Output only the count of lines that contain "unless".

··· TASK MATERIAL

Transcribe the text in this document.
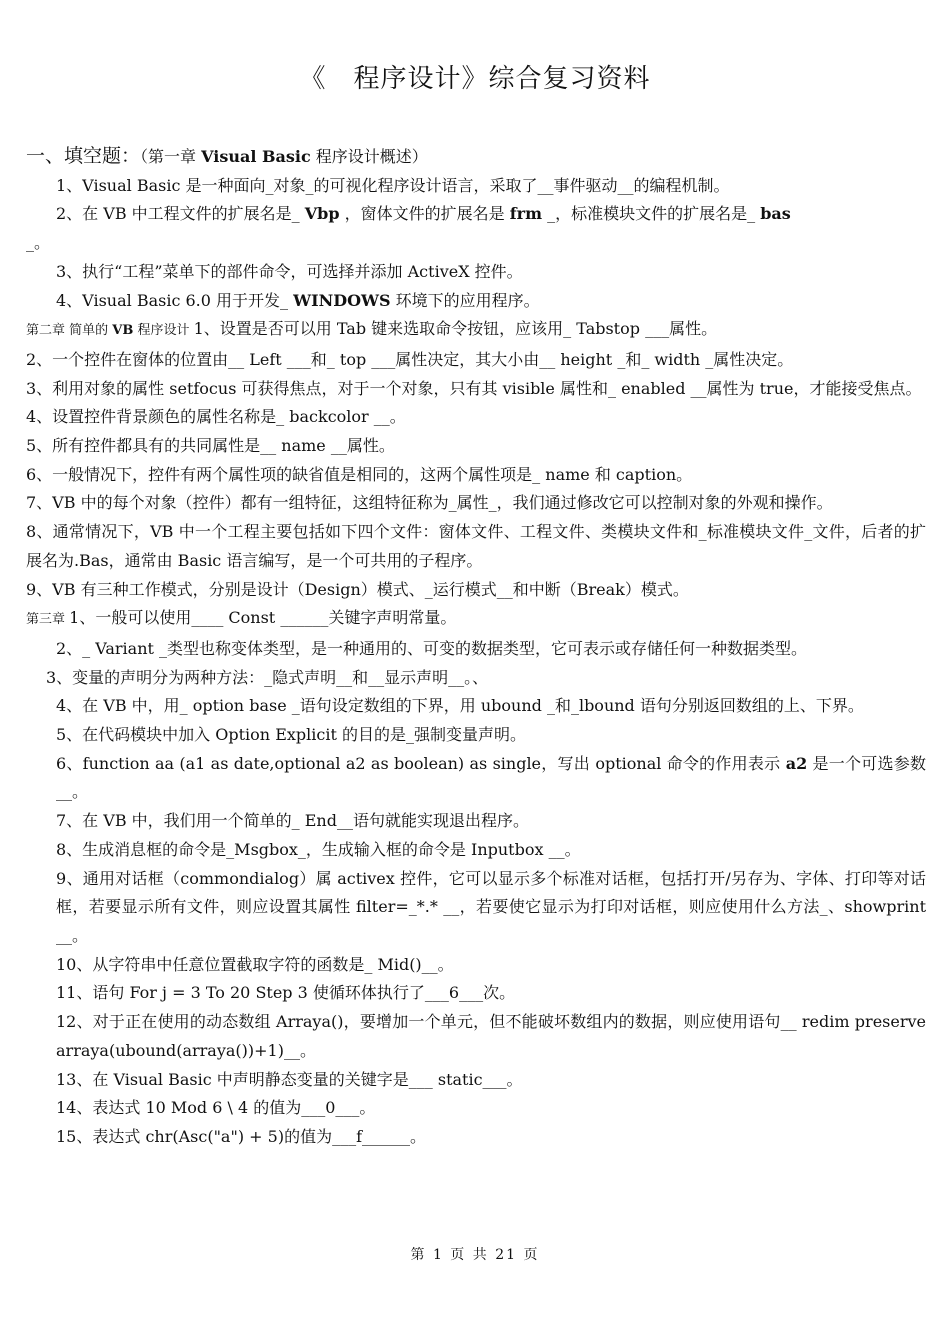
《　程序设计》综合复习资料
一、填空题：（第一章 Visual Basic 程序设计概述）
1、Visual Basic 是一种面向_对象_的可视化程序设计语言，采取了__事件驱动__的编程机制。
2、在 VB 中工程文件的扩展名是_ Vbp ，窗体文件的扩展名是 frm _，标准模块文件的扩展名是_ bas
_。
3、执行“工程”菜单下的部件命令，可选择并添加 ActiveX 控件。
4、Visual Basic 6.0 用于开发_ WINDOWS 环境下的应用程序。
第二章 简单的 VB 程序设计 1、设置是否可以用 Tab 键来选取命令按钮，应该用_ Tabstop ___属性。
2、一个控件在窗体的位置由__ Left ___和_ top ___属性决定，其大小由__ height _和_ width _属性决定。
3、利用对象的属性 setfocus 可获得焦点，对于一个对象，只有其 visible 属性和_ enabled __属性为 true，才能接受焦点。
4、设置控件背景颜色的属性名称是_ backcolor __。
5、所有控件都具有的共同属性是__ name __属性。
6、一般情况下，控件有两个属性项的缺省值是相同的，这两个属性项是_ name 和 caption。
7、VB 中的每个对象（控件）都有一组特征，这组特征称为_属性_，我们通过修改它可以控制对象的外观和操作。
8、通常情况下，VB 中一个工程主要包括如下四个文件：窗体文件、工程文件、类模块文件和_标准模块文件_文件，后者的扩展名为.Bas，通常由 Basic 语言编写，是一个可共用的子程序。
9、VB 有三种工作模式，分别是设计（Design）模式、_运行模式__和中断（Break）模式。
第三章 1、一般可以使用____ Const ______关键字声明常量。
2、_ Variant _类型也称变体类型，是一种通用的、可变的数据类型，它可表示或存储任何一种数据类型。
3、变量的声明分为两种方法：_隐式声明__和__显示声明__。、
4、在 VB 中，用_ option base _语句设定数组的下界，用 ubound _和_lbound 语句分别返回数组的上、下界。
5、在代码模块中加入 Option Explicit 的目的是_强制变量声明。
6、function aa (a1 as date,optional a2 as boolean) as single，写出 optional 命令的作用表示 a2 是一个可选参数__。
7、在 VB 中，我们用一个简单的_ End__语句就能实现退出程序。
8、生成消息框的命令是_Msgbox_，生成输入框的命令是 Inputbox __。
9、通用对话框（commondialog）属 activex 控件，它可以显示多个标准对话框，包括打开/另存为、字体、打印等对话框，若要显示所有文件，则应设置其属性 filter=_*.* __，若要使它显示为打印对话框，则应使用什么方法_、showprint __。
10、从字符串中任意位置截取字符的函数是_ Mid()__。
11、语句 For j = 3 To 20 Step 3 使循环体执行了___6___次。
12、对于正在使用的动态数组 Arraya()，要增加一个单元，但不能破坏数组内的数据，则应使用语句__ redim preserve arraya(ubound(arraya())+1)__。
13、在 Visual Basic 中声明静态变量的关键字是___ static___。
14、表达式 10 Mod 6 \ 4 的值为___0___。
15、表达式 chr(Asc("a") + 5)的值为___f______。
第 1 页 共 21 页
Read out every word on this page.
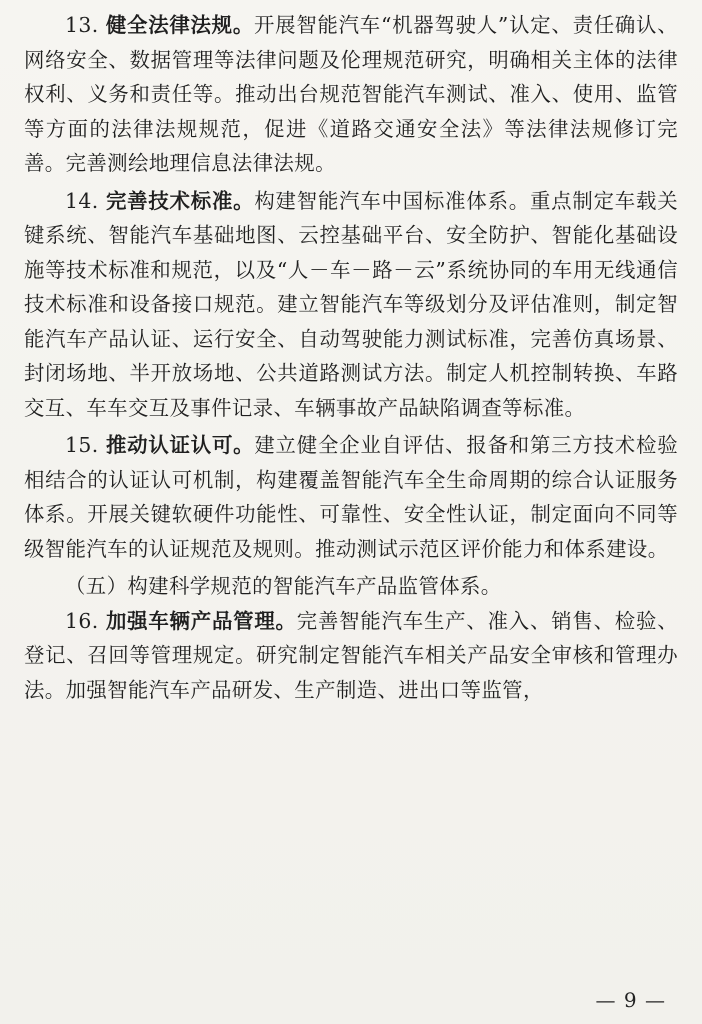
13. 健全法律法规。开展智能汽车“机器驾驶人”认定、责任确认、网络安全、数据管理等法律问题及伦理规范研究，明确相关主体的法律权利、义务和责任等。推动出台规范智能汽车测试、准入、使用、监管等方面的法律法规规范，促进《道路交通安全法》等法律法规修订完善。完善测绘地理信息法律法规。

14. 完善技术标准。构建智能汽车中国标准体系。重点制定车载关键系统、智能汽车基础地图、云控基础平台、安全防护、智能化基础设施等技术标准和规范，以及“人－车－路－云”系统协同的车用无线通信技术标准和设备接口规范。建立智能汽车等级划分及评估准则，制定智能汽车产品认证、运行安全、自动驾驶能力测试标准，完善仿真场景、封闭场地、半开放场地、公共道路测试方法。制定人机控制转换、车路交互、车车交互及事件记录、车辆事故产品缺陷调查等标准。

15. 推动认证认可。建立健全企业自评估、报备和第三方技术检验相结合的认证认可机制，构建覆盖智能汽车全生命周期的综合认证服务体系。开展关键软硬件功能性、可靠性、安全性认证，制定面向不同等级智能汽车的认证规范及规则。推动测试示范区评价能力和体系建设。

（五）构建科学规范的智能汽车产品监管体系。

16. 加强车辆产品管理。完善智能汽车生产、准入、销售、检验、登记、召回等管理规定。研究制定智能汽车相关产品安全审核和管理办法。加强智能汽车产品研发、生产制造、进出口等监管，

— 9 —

······
··· TASK MATERIAL

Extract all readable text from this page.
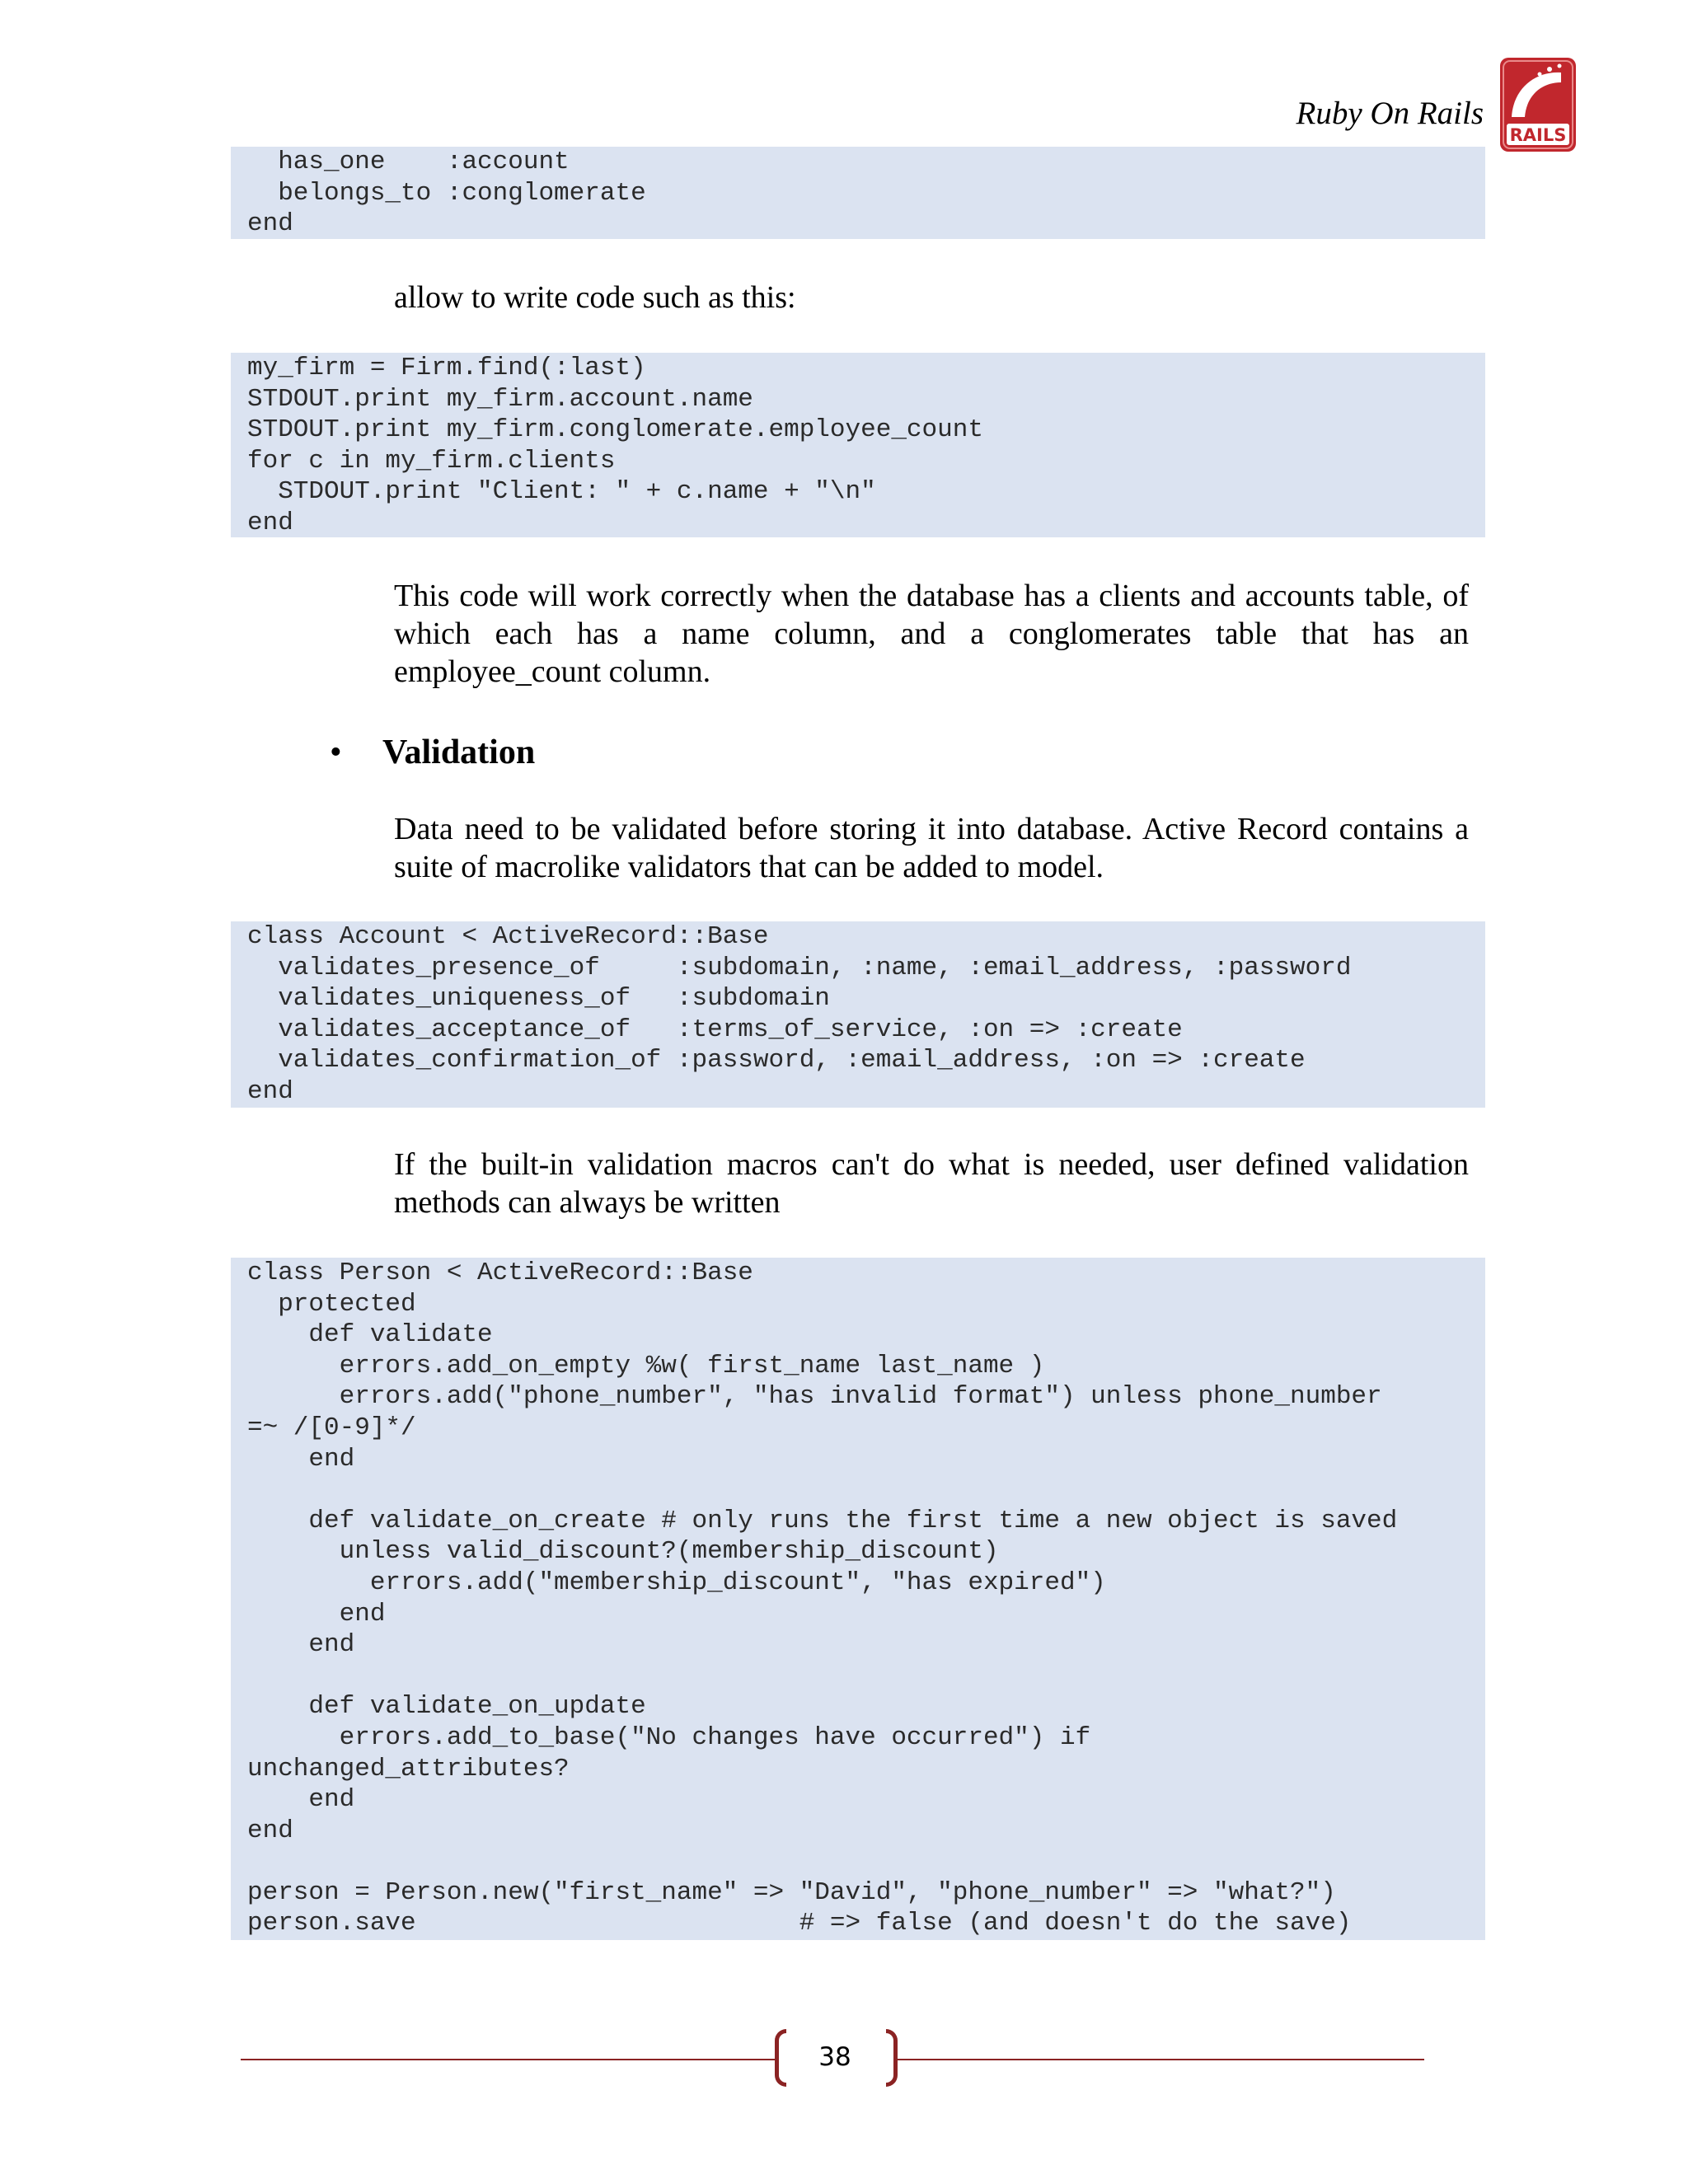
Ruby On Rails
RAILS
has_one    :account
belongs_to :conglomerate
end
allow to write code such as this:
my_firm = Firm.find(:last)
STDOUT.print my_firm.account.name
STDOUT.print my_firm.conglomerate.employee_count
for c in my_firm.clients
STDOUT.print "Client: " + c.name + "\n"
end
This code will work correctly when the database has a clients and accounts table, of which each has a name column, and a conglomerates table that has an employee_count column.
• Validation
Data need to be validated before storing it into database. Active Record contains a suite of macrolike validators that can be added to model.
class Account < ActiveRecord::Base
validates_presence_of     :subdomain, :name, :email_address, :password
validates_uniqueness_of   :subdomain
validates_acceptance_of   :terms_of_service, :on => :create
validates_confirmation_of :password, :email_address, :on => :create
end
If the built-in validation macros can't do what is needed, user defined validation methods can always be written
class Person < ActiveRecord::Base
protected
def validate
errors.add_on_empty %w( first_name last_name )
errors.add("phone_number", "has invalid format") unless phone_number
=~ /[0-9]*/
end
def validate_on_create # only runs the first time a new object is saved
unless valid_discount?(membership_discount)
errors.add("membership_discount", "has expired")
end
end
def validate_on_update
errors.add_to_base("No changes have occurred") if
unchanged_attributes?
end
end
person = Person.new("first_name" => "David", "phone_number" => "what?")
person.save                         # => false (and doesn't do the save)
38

······
··· TASK MATERIAL

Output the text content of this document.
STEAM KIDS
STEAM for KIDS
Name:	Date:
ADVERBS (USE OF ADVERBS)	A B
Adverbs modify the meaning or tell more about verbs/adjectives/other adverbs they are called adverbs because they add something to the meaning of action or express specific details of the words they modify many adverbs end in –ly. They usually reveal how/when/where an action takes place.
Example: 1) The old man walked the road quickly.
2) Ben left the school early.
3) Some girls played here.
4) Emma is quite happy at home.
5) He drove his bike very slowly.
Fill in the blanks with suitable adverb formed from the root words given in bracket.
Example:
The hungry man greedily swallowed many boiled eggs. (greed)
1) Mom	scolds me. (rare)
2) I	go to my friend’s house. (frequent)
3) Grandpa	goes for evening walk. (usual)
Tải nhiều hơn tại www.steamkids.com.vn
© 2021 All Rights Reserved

······

-- EXERCISE OUTPUT --
2